◆ **Required task**
Change "part-quantity" to "item-quantity" in the lines below, running from the line containing "UI element localization: list" down to the line containing "part-number: 27 xyxy=(2,743,26,766)", and give those lines again with nothing else altered. Leave the pictures out.

◆ **Provided material**
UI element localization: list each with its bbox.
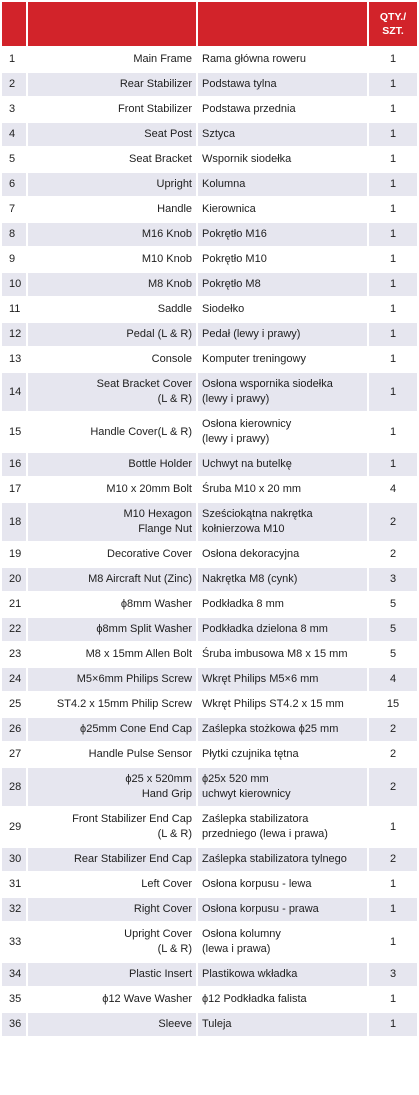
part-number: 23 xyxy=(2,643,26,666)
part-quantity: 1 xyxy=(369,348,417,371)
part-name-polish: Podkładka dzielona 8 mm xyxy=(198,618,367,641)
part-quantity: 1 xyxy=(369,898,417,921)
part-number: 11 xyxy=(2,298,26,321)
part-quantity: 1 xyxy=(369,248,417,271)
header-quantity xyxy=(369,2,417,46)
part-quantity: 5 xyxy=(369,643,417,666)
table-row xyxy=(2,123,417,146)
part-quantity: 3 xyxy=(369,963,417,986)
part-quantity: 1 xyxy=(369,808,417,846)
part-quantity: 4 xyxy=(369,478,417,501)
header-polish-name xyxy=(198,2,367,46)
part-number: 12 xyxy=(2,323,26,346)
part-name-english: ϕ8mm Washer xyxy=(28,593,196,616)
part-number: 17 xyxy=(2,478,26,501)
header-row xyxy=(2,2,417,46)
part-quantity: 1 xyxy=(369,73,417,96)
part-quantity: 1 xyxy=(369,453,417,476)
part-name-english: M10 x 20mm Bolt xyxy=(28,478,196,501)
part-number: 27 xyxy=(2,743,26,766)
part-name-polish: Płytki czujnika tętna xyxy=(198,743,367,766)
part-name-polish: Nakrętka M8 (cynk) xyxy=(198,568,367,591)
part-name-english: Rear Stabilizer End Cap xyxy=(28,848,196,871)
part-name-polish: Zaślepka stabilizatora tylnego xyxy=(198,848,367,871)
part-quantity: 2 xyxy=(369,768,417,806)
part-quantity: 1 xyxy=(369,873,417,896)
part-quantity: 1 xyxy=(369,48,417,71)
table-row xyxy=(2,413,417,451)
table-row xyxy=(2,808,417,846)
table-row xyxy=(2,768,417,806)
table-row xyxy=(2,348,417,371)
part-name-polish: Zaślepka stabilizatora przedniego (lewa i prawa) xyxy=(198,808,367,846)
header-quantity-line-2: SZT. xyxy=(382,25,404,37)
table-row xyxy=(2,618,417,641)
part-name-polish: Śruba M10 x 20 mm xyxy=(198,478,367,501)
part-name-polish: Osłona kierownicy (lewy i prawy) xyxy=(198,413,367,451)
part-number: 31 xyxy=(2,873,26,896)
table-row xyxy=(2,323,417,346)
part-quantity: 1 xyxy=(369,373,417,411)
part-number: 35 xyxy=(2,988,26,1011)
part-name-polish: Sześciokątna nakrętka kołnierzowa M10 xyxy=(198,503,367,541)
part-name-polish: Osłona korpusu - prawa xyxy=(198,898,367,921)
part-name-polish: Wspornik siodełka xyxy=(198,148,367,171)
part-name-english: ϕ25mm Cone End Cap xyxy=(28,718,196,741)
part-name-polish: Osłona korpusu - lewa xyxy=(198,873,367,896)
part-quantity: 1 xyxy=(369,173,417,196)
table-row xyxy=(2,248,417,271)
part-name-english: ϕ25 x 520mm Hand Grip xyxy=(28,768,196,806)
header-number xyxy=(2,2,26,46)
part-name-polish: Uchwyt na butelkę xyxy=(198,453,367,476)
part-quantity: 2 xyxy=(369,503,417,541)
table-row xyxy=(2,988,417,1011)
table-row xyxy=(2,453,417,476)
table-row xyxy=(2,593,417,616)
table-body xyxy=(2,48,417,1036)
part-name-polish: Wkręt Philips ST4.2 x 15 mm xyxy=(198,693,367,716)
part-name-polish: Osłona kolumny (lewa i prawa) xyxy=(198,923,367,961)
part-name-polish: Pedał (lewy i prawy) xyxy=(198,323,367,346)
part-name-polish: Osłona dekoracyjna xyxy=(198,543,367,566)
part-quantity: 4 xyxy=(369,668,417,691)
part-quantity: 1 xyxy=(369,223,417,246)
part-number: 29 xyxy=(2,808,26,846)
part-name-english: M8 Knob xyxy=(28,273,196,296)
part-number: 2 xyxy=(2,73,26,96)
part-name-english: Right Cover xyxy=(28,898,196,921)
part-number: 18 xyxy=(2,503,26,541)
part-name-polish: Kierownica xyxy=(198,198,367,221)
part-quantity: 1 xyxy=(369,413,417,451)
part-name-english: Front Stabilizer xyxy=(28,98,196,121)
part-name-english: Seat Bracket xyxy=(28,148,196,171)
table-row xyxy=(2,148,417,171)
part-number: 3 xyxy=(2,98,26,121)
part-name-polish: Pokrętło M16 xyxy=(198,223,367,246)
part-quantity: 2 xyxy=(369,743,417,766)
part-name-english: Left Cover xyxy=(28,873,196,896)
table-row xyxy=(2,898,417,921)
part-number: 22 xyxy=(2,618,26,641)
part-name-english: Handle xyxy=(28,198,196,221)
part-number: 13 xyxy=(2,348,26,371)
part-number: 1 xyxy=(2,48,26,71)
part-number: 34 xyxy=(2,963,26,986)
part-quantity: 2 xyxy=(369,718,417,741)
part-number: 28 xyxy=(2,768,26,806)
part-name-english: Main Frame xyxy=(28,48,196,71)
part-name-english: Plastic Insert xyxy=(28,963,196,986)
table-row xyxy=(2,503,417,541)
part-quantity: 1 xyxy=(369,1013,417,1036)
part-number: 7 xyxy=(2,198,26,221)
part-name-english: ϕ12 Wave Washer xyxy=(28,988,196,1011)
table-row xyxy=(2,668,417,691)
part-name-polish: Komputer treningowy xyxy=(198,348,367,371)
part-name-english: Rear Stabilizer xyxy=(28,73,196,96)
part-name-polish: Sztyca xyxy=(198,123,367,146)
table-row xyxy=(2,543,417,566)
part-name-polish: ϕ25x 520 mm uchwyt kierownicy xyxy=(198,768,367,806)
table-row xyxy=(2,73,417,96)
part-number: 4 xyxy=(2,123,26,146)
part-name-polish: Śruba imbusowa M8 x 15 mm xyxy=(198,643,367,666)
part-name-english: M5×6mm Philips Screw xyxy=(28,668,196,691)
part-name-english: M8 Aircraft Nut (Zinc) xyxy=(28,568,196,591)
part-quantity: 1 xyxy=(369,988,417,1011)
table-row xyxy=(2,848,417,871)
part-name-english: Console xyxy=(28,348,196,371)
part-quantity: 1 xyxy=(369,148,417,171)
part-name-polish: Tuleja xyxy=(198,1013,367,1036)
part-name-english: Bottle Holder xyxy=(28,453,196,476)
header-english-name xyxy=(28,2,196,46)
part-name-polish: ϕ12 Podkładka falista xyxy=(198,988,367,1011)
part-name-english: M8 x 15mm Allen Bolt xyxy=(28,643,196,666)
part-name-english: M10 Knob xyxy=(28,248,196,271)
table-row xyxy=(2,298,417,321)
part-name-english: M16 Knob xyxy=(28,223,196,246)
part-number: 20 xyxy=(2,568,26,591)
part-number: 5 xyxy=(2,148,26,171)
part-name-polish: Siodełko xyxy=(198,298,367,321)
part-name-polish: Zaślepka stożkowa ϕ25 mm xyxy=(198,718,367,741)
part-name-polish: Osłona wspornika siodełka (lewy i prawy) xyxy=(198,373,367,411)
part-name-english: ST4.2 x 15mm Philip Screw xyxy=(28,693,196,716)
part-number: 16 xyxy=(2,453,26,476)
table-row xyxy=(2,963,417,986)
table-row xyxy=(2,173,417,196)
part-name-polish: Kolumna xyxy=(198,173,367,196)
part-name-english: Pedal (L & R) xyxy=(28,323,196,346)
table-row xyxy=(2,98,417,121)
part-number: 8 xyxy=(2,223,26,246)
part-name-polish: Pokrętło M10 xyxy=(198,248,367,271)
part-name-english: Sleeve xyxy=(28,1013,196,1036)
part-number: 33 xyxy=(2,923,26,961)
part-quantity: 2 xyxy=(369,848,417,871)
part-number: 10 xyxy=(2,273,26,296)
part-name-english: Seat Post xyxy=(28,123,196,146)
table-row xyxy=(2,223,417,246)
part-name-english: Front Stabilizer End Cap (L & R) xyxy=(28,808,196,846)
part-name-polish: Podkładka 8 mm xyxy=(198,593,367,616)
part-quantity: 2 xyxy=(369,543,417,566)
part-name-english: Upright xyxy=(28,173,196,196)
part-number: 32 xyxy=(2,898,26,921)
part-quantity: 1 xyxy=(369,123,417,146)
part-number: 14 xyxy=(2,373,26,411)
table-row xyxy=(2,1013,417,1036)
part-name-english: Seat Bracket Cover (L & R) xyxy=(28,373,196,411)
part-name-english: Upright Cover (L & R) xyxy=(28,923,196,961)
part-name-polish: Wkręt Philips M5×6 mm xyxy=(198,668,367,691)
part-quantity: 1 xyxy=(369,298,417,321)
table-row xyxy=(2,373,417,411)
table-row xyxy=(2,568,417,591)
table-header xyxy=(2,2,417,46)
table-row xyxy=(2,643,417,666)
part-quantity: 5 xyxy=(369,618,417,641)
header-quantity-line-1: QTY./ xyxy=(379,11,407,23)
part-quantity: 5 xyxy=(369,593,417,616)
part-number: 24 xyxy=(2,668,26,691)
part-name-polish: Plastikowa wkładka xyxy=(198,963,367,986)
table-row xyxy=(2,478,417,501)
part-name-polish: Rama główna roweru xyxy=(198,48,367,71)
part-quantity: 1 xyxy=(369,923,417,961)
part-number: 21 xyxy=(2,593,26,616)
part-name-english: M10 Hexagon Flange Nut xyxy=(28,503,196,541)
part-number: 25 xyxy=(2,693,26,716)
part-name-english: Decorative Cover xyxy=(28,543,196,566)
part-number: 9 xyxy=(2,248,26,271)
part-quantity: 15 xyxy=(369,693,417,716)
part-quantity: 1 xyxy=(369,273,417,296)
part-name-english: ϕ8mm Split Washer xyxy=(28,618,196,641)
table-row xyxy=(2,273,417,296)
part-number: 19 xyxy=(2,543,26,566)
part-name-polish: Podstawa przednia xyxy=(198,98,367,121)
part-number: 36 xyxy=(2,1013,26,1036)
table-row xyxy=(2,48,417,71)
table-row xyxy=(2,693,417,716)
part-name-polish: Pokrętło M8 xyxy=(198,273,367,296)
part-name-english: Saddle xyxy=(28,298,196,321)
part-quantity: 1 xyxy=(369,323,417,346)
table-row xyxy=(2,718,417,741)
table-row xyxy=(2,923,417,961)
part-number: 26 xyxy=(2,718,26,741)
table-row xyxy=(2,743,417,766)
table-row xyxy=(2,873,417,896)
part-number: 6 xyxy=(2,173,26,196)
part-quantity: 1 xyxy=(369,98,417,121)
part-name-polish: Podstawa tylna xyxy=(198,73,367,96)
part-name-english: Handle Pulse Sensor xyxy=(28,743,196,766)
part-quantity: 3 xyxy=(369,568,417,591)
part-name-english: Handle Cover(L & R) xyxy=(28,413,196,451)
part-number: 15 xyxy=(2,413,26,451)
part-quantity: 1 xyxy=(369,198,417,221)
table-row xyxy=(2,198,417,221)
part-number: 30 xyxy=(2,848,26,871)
* * *
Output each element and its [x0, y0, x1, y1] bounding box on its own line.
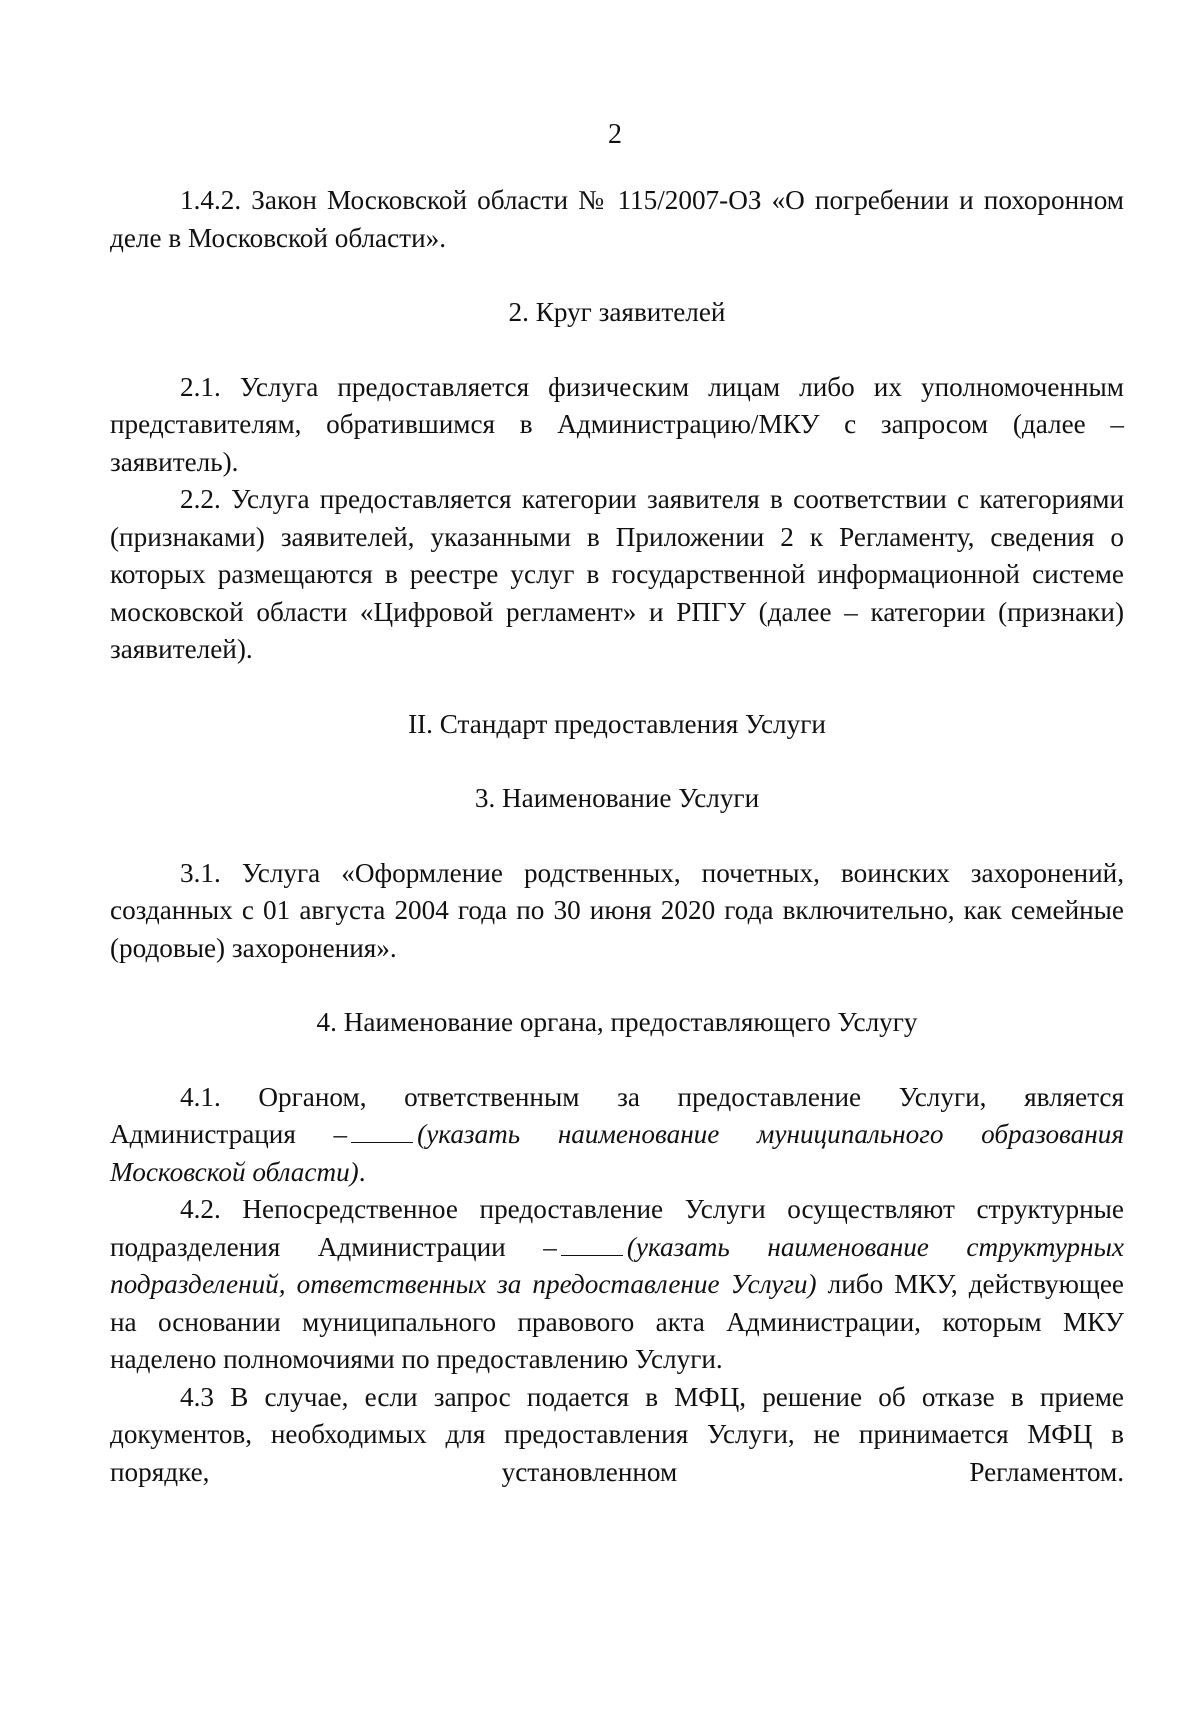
---
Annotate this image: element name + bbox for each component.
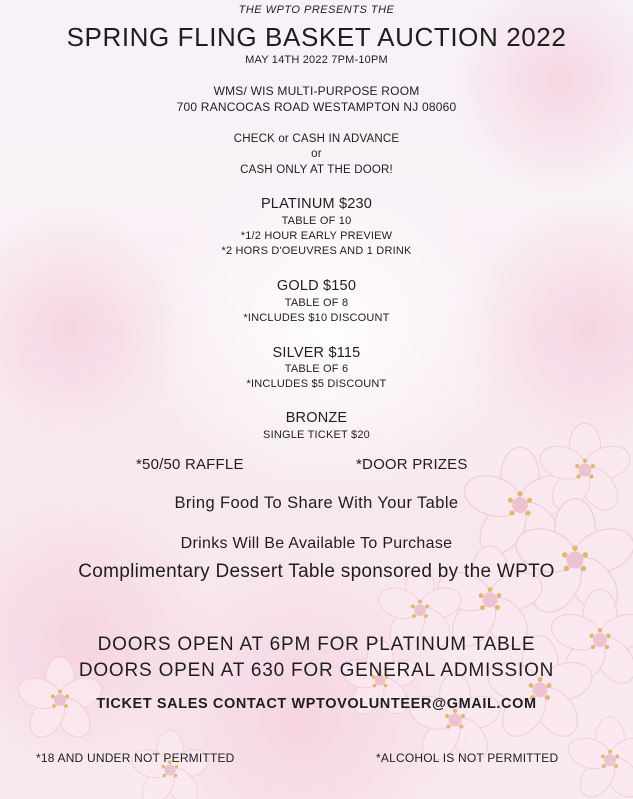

◆ **Response**
UI element localization: list each with its bbox.
part-number: 23 xyxy=(2,643,26,666)
item-quantity: 1 xyxy=(369,348,417,371)
part-name-polish: Podkładka dzielona 8 mm xyxy=(198,618,367,641)
item-quantity: 1 xyxy=(369,898,417,921)
part-number: 11 xyxy=(2,298,26,321)
item-quantity: 1 xyxy=(369,248,417,271)
header-quantity xyxy=(369,2,417,46)
item-quantity: 5 xyxy=(369,643,417,666)
table-row xyxy=(2,123,417,146)
item-quantity: 3 xyxy=(369,963,417,986)
item-quantity: 1 xyxy=(369,808,417,846)
item-quantity: 4 xyxy=(369,478,417,501)
header-polish-name xyxy=(198,2,367,46)
part-number: 12 xyxy=(2,323,26,346)
part-name-english: ϕ8mm Washer xyxy=(28,593,196,616)
part-number: 17 xyxy=(2,478,26,501)
header-row xyxy=(2,2,417,46)
item-quantity: 1 xyxy=(369,73,417,96)
item-quantity: 1 xyxy=(369,453,417,476)
part-name-english: M10 x 20mm Bolt xyxy=(28,478,196,501)
part-number: 27 xyxy=(2,743,26,766)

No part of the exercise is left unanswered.